Search the material for the word "potion" and report each line where it turns up.
┌─ TASK MATERIAL
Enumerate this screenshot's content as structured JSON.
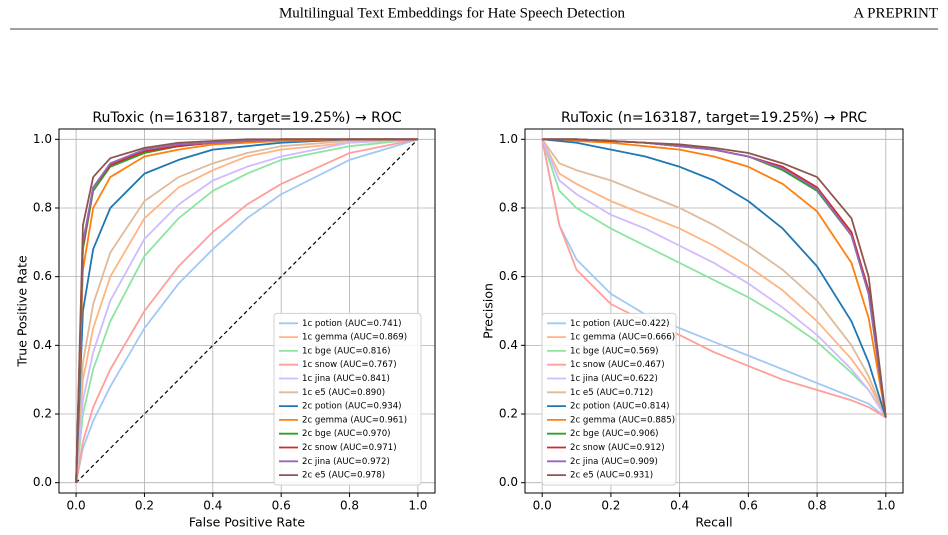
{
  "header": {
    "title": "Multilingual Text Embeddings for Hate Speech Detection",
    "right": "A PREPRINT"
  },
  "chart_data": [
    {
      "type": "line",
      "title": "RuToxic (n=163187, target=19.25%) → ROC",
      "x_label": "False Positive Rate",
      "y_label": "True Positive Rate",
      "xlim": [
        -0.05,
        1.05
      ],
      "ylim": [
        -0.03,
        1.03
      ],
      "xticks": [
        {
          "value": 0,
          "label": "0.0"
        },
        0.2,
        0.4,
        0.6,
        0.8,
        {
          "value": 1,
          "label": "1.0"
        }
      ],
      "yticks": [
        {
          "value": 0,
          "label": "0.0"
        },
        0.2,
        0.4,
        0.6,
        0.8,
        {
          "value": 1,
          "label": "1.0"
        }
      ],
      "grid": true,
      "legend": "lower right",
      "reference_line": {
        "x": [
          0,
          1
        ],
        "y": [
          0,
          1
        ],
        "color": "#000000"
      },
      "x": [
        0,
        0.02,
        0.05,
        0.1,
        0.2,
        0.3,
        0.4,
        0.5,
        0.6,
        0.8,
        1.0
      ],
      "series": [
        {
          "name": "1c potion (AUC=0.741)",
          "color": "#a1c9f4",
          "values": [
            0,
            0.1,
            0.18,
            0.28,
            0.45,
            0.58,
            0.68,
            0.77,
            0.84,
            0.94,
            1
          ]
        },
        {
          "name": "1c gemma (AUC=0.869)",
          "color": "#ffb482",
          "values": [
            0,
            0.3,
            0.45,
            0.6,
            0.77,
            0.86,
            0.91,
            0.95,
            0.97,
            0.99,
            1
          ]
        },
        {
          "name": "1c bge (AUC=0.816)",
          "color": "#8de5a1",
          "values": [
            0,
            0.2,
            0.33,
            0.47,
            0.66,
            0.77,
            0.85,
            0.9,
            0.94,
            0.98,
            1
          ]
        },
        {
          "name": "1c snow (AUC=0.767)",
          "color": "#ff9f9b",
          "values": [
            0,
            0.12,
            0.22,
            0.33,
            0.5,
            0.63,
            0.73,
            0.81,
            0.87,
            0.96,
            1
          ]
        },
        {
          "name": "1c jina (AUC=0.841)",
          "color": "#d0bbff",
          "values": [
            0,
            0.24,
            0.38,
            0.53,
            0.71,
            0.81,
            0.88,
            0.92,
            0.95,
            0.99,
            1
          ]
        },
        {
          "name": "1c e5 (AUC=0.890)",
          "color": "#debb9b",
          "values": [
            0,
            0.35,
            0.52,
            0.67,
            0.82,
            0.89,
            0.93,
            0.96,
            0.98,
            0.995,
            1
          ]
        },
        {
          "name": "2c potion (AUC=0.934)",
          "color": "#1f77b4",
          "values": [
            0,
            0.5,
            0.68,
            0.8,
            0.9,
            0.94,
            0.97,
            0.98,
            0.99,
            1,
            1
          ]
        },
        {
          "name": "2c gemma (AUC=0.961)",
          "color": "#ff7f0e",
          "values": [
            0,
            0.62,
            0.8,
            0.89,
            0.95,
            0.97,
            0.985,
            0.99,
            0.995,
            1,
            1
          ]
        },
        {
          "name": "2c bge (AUC=0.970)",
          "color": "#2ca02c",
          "values": [
            0,
            0.68,
            0.85,
            0.92,
            0.96,
            0.98,
            0.99,
            0.995,
            1,
            1,
            1
          ]
        },
        {
          "name": "2c snow (AUC=0.971)",
          "color": "#d62728",
          "values": [
            0,
            0.69,
            0.86,
            0.925,
            0.965,
            0.98,
            0.99,
            0.995,
            1,
            1,
            1
          ]
        },
        {
          "name": "2c jina (AUC=0.972)",
          "color": "#9467bd",
          "values": [
            0,
            0.7,
            0.86,
            0.93,
            0.97,
            0.985,
            0.99,
            0.995,
            1,
            1,
            1
          ]
        },
        {
          "name": "2c e5 (AUC=0.978)",
          "color": "#8c564b",
          "values": [
            0,
            0.75,
            0.89,
            0.945,
            0.975,
            0.99,
            0.995,
            1,
            1,
            1,
            1
          ]
        }
      ]
    },
    {
      "type": "line",
      "title": "RuToxic (n=163187, target=19.25%) → PRC",
      "x_label": "Recall",
      "y_label": "Precision",
      "xlim": [
        -0.05,
        1.05
      ],
      "ylim": [
        -0.03,
        1.03
      ],
      "xticks": [
        {
          "value": 0,
          "label": "0.0"
        },
        0.2,
        0.4,
        0.6,
        0.8,
        {
          "value": 1,
          "label": "1.0"
        }
      ],
      "yticks": [
        {
          "value": 0,
          "label": "0.0"
        },
        0.2,
        0.4,
        0.6,
        0.8,
        {
          "value": 1,
          "label": "1.0"
        }
      ],
      "grid": true,
      "legend": "lower left",
      "x": [
        0,
        0.05,
        0.1,
        0.2,
        0.3,
        0.4,
        0.5,
        0.6,
        0.7,
        0.8,
        0.9,
        0.95,
        1.0
      ],
      "series": [
        {
          "name": "1c potion (AUC=0.422)",
          "color": "#a1c9f4",
          "values": [
            1,
            0.75,
            0.65,
            0.55,
            0.49,
            0.45,
            0.41,
            0.37,
            0.33,
            0.29,
            0.25,
            0.23,
            0.19
          ]
        },
        {
          "name": "1c gemma (AUC=0.666)",
          "color": "#ffb482",
          "values": [
            1,
            0.9,
            0.87,
            0.82,
            0.78,
            0.74,
            0.69,
            0.63,
            0.56,
            0.47,
            0.36,
            0.29,
            0.19
          ]
        },
        {
          "name": "1c bge (AUC=0.569)",
          "color": "#8de5a1",
          "values": [
            1,
            0.85,
            0.8,
            0.74,
            0.69,
            0.64,
            0.59,
            0.54,
            0.48,
            0.41,
            0.32,
            0.27,
            0.19
          ]
        },
        {
          "name": "1c snow (AUC=0.467)",
          "color": "#ff9f9b",
          "values": [
            1,
            0.75,
            0.62,
            0.52,
            0.47,
            0.43,
            0.38,
            0.34,
            0.3,
            0.27,
            0.24,
            0.22,
            0.19
          ]
        },
        {
          "name": "1c jina (AUC=0.622)",
          "color": "#d0bbff",
          "values": [
            1,
            0.88,
            0.84,
            0.78,
            0.74,
            0.69,
            0.64,
            0.58,
            0.51,
            0.43,
            0.33,
            0.27,
            0.19
          ]
        },
        {
          "name": "1c e5 (AUC=0.712)",
          "color": "#debb9b",
          "values": [
            1,
            0.93,
            0.91,
            0.88,
            0.84,
            0.8,
            0.75,
            0.69,
            0.62,
            0.53,
            0.4,
            0.31,
            0.19
          ]
        },
        {
          "name": "2c potion (AUC=0.814)",
          "color": "#1f77b4",
          "values": [
            1,
            0.995,
            0.99,
            0.97,
            0.95,
            0.92,
            0.88,
            0.82,
            0.74,
            0.63,
            0.47,
            0.35,
            0.19
          ]
        },
        {
          "name": "2c gemma (AUC=0.885)",
          "color": "#ff7f0e",
          "values": [
            1,
            1,
            0.995,
            0.99,
            0.98,
            0.97,
            0.95,
            0.92,
            0.87,
            0.79,
            0.64,
            0.48,
            0.19
          ]
        },
        {
          "name": "2c bge (AUC=0.906)",
          "color": "#2ca02c",
          "values": [
            1,
            1,
            1,
            0.995,
            0.99,
            0.98,
            0.97,
            0.95,
            0.91,
            0.85,
            0.72,
            0.55,
            0.19
          ]
        },
        {
          "name": "2c snow (AUC=0.912)",
          "color": "#d62728",
          "values": [
            1,
            1,
            1,
            0.995,
            0.99,
            0.98,
            0.97,
            0.95,
            0.92,
            0.86,
            0.73,
            0.56,
            0.19
          ]
        },
        {
          "name": "2c jina (AUC=0.909)",
          "color": "#9467bd",
          "values": [
            1,
            1,
            1,
            0.995,
            0.99,
            0.98,
            0.97,
            0.95,
            0.915,
            0.855,
            0.72,
            0.55,
            0.19
          ]
        },
        {
          "name": "2c e5 (AUC=0.931)",
          "color": "#8c564b",
          "values": [
            1,
            1,
            1,
            0.995,
            0.99,
            0.985,
            0.975,
            0.96,
            0.93,
            0.89,
            0.77,
            0.6,
            0.19
          ]
        }
      ]
    }
  ]
}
└─
TASK OUTPUT:
          "name": "1c potion (AUC=0.741)",
          "name": "2c potion (AUC=0.934)",
          "name": "1c potion (AUC=0.422)",
          "name": "2c potion (AUC=0.814)",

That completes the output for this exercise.